Set down each line of the data below exactly as it stands, dropping the pictures.

— begin Exercise material —

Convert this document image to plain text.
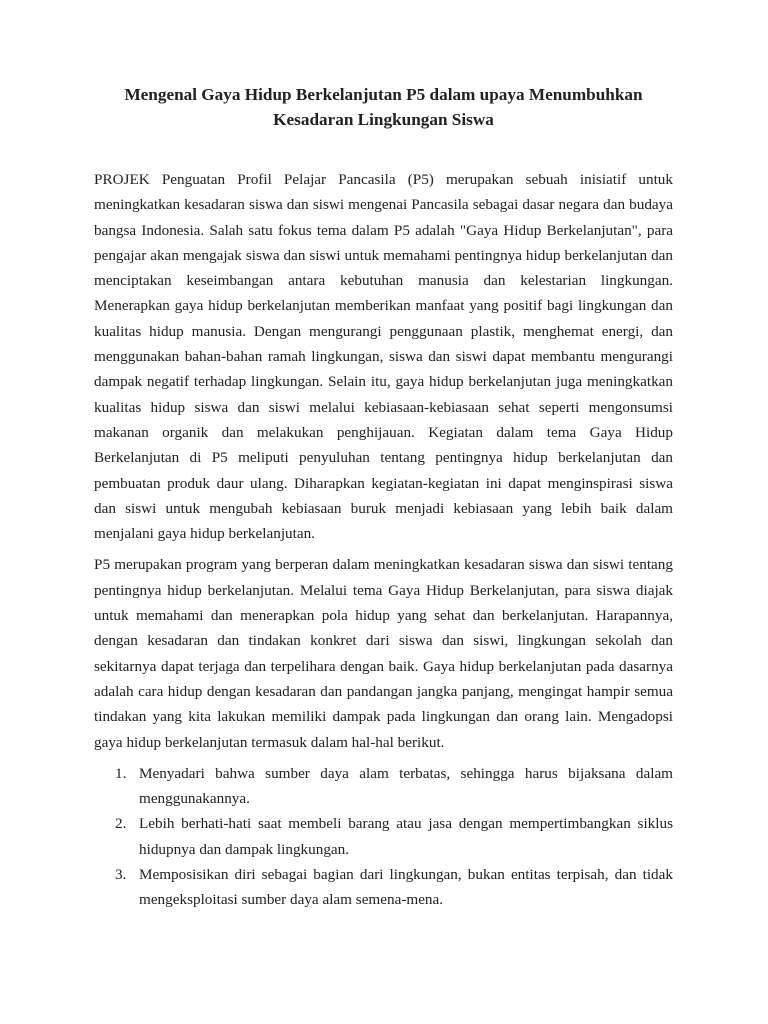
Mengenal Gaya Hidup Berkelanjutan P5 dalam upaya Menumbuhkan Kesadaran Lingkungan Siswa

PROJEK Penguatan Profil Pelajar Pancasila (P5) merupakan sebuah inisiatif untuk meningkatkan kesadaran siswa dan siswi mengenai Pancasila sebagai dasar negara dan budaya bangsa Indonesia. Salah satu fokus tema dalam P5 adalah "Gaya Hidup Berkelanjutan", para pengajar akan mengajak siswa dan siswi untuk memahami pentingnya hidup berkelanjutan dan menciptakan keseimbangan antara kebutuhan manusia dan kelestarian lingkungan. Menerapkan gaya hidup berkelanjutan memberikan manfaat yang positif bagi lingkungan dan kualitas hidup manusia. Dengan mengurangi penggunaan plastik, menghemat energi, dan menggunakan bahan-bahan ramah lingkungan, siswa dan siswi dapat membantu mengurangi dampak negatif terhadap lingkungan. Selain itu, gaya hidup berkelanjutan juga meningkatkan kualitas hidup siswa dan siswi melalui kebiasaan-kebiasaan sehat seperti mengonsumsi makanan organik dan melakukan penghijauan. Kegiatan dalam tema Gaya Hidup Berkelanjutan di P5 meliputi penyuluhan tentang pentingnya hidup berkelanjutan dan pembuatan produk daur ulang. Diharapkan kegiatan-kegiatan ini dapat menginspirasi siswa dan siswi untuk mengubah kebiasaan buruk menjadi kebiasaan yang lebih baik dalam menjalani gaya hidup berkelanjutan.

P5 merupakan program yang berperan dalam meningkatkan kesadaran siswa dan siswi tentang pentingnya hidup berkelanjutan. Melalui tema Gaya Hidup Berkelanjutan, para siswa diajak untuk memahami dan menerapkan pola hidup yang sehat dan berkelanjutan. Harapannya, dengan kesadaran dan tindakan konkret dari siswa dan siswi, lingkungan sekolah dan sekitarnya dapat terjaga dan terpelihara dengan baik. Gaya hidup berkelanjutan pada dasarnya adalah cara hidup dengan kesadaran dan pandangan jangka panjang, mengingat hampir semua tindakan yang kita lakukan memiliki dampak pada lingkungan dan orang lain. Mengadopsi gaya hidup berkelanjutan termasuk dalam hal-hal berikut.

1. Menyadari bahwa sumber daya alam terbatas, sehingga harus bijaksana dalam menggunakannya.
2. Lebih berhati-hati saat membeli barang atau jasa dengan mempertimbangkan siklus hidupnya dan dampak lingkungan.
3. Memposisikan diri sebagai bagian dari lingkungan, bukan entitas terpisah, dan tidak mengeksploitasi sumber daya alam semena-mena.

— end Exercise material —

* [Answer to the exercise]:
Convert this document image to plain text.
Mengenal Gaya Hidup Berkelanjutan P5 dalam upaya Menumbuhkan Kesadaran Lingkungan Siswa

PROJEK Penguatan Profil Pelajar Pancasila (P5) merupakan sebuah inisiatif untuk meningkatkan kesadaran siswa dan siswi mengenai Pancasila sebagai dasar negara dan budaya bangsa Indonesia. Salah satu fokus tema dalam P5 adalah "Gaya Hidup Berkelanjutan", para pengajar akan mengajak siswa dan siswi untuk memahami pentingnya hidup berkelanjutan dan menciptakan keseimbangan antara kebutuhan manusia dan kelestarian lingkungan. Menerapkan gaya hidup berkelanjutan memberikan manfaat yang positif bagi lingkungan dan kualitas hidup manusia. Dengan mengurangi penggunaan plastik, menghemat energi, dan menggunakan bahan-bahan ramah lingkungan, siswa dan siswi dapat membantu mengurangi dampak negatif terhadap lingkungan. Selain itu, gaya hidup berkelanjutan juga meningkatkan kualitas hidup siswa dan siswi melalui kebiasaan-kebiasaan sehat seperti mengonsumsi makanan organik dan melakukan penghijauan. Kegiatan dalam tema Gaya Hidup Berkelanjutan di P5 meliputi penyuluhan tentang pentingnya hidup berkelanjutan dan pembuatan produk daur ulang. Diharapkan kegiatan-kegiatan ini dapat menginspirasi siswa dan siswi untuk mengubah kebiasaan buruk menjadi kebiasaan yang lebih baik dalam menjalani gaya hidup berkelanjutan.

P5 merupakan program yang berperan dalam meningkatkan kesadaran siswa dan siswi tentang pentingnya hidup berkelanjutan. Melalui tema Gaya Hidup Berkelanjutan, para siswa diajak untuk memahami dan menerapkan pola hidup yang sehat dan berkelanjutan. Harapannya, dengan kesadaran dan tindakan konkret dari siswa dan siswi, lingkungan sekolah dan sekitarnya dapat terjaga dan terpelihara dengan baik. Gaya hidup berkelanjutan pada dasarnya adalah cara hidup dengan kesadaran dan pandangan jangka panjang, mengingat hampir semua tindakan yang kita lakukan memiliki dampak pada lingkungan dan orang lain. Mengadopsi gaya hidup berkelanjutan termasuk dalam hal-hal berikut.

1. Menyadari bahwa sumber daya alam terbatas, sehingga harus bijaksana dalam menggunakannya.
2. Lebih berhati-hati saat membeli barang atau jasa dengan mempertimbangkan siklus hidupnya dan dampak lingkungan.
3. Memposisikan diri sebagai bagian dari lingkungan, bukan entitas terpisah, dan tidak mengeksploitasi sumber daya alam semena-mena.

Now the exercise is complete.